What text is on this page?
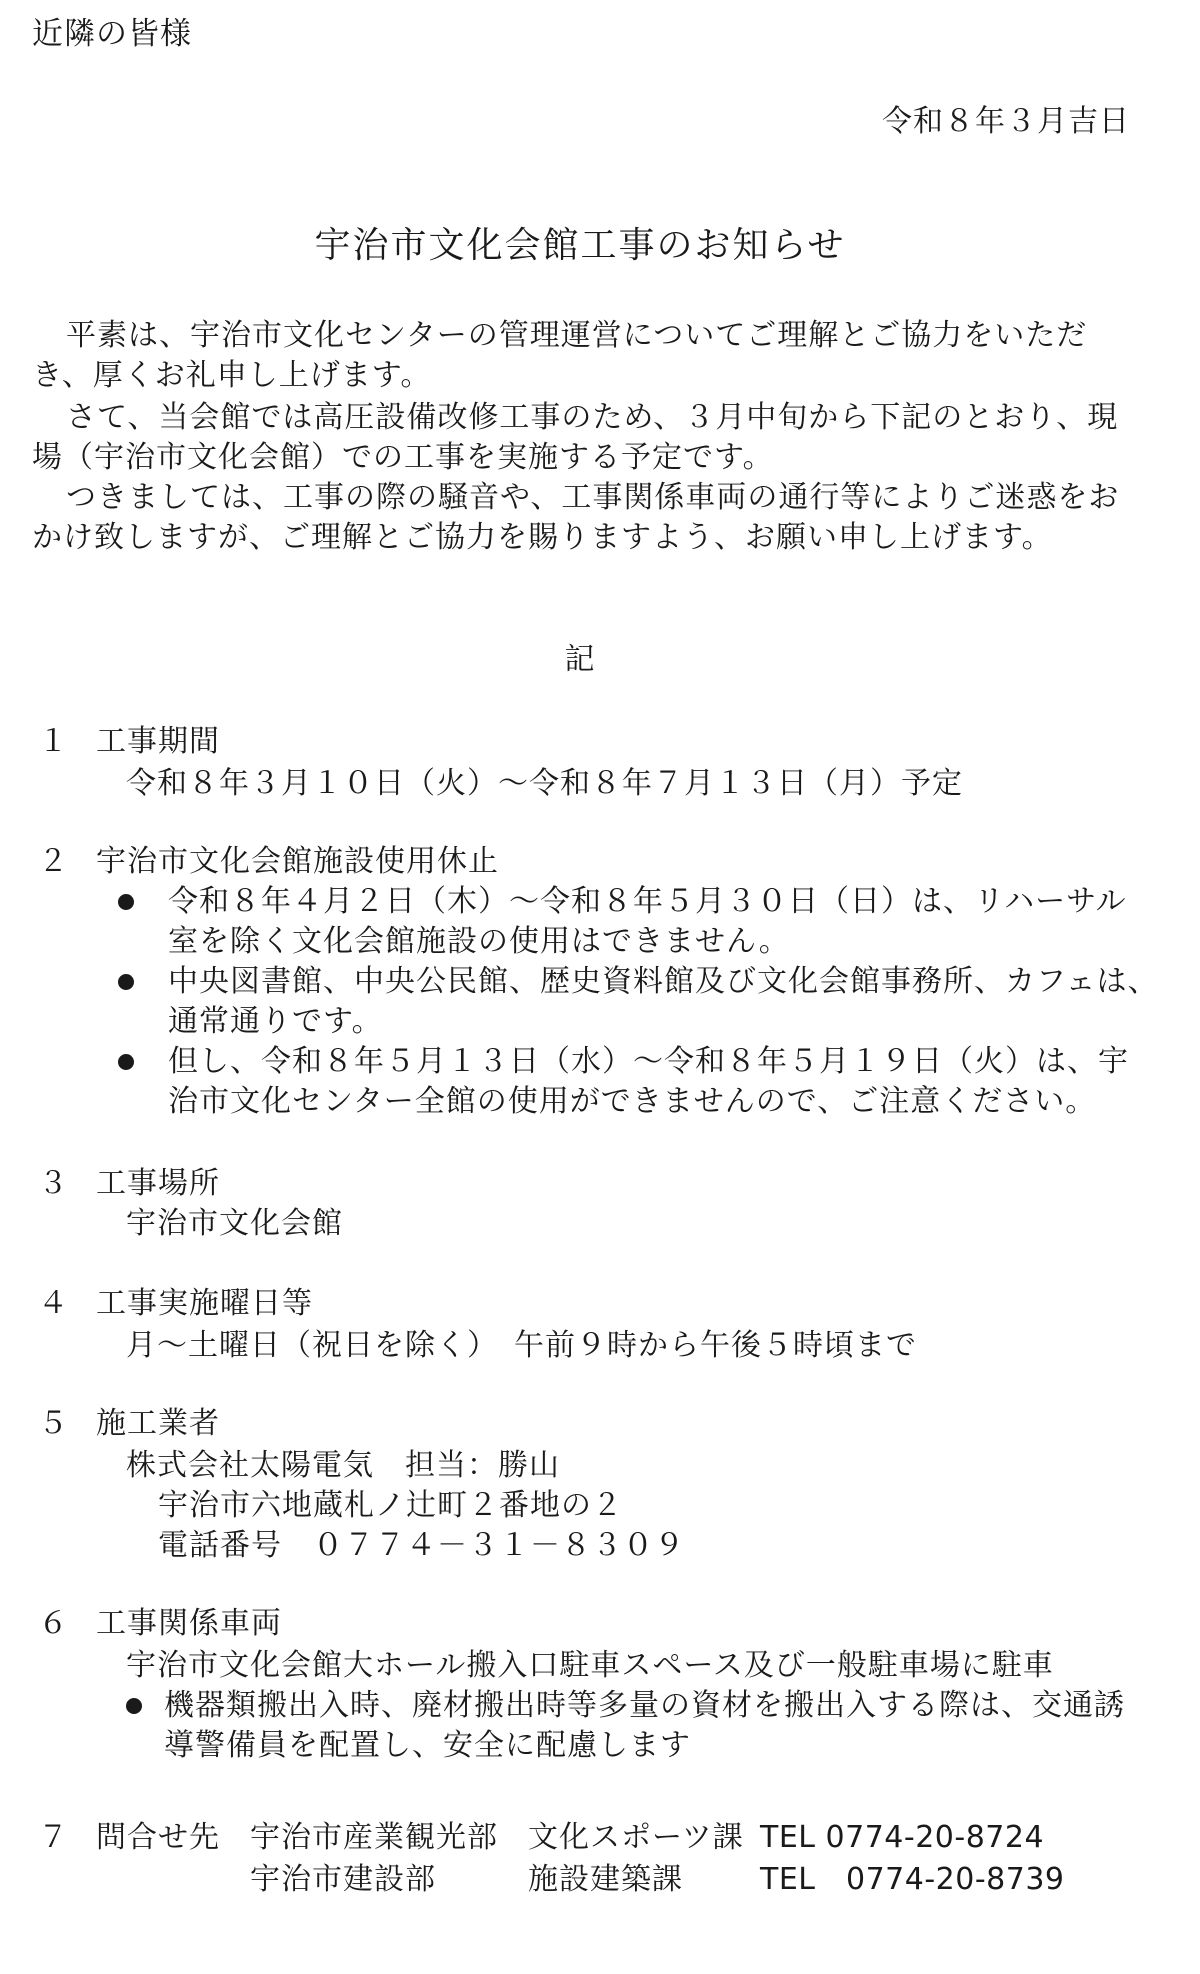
近隣の皆様
令和８年３月吉日
宇治市文化会館工事のお知らせ
平素は、宇治市文化センターの管理運営についてご理解とご協力をいただ
き、厚くお礼申し上げます。
さて、当会館では高圧設備改修工事のため、３月中旬から下記のとおり、現
場（宇治市文化会館）での工事を実施する予定です。
つきましては、工事の際の騒音や、工事関係車両の通行等によりご迷惑をお
かけ致しますが、ご理解とご協力を賜りますよう、お願い申し上げます。
記
１ 工事期間
令和８年３月１０日（火）～令和８年７月１３日（月）予定
２ 宇治市文化会館施設使用休止
令和８年４月２日（木）～令和８年５月３０日（日）は、リハーサル
室を除く文化会館施設の使用はできません。
中央図書館、中央公民館、歴史資料館及び文化会館事務所、カフェは、
通常通りです。
但し、令和８年５月１３日（水）～令和８年５月１９日（火）は、宇
治市文化センター全館の使用ができませんので、ご注意ください。
３ 工事場所
宇治市文化会館
４ 工事実施曜日等
月～土曜日（祝日を除く）　午前９時から午後５時頃まで
５ 施工業者
株式会社太陽電気　担当：勝山
宇治市六地蔵札ノ辻町２番地の２
電話番号　０７７４－３１－８３０９
６ 工事関係車両
宇治市文化会館大ホール搬入口駐車スペース及び一般駐車場に駐車
機器類搬出入時、廃材搬出時等多量の資材を搬出入する際は、交通誘
導警備員を配置し、安全に配慮します
７ 問合せ先 宇治市産業観光部 文化スポーツ課 TEL 0774-20-8724
宇治市建設部	施設建築課	TEL　0774-20-8739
+ + + +
• DIRECTIONS FOR THIS TASK: Copy out each line exactly, without the pictures.

• ANSWER TO THIS EXERCISE:
What text is on this page?
近隣の皆様
令和８年３月吉日
宇治市文化会館工事のお知らせ
平素は、宇治市文化センターの管理運営についてご理解とご協力をいただ
き、厚くお礼申し上げます。
さて、当会館では高圧設備改修工事のため、３月中旬から下記のとおり、現
場（宇治市文化会館）での工事を実施する予定です。
つきましては、工事の際の騒音や、工事関係車両の通行等によりご迷惑をお
かけ致しますが、ご理解とご協力を賜りますよう、お願い申し上げます。
記
１ 工事期間
令和８年３月１０日（火）～令和８年７月１３日（月）予定
２ 宇治市文化会館施設使用休止
令和８年４月２日（木）～令和８年５月３０日（日）は、リハーサル
室を除く文化会館施設の使用はできません。
中央図書館、中央公民館、歴史資料館及び文化会館事務所、カフェは、
通常通りです。
但し、令和８年５月１３日（水）～令和８年５月１９日（火）は、宇
治市文化センター全館の使用ができませんので、ご注意ください。
３ 工事場所
宇治市文化会館
４ 工事実施曜日等
月～土曜日（祝日を除く）　午前９時から午後５時頃まで
５ 施工業者
株式会社太陽電気　担当：勝山
宇治市六地蔵札ノ辻町２番地の２
電話番号　０７７４－３１－８３０９
６ 工事関係車両
宇治市文化会館大ホール搬入口駐車スペース及び一般駐車場に駐車
機器類搬出入時、廃材搬出時等多量の資材を搬出入する際は、交通誘
導警備員を配置し、安全に配慮します
７ 問合せ先 宇治市産業観光部 文化スポーツ課 TEL 0774-20-8724
宇治市建設部	施設建築課	TEL　0774-20-8739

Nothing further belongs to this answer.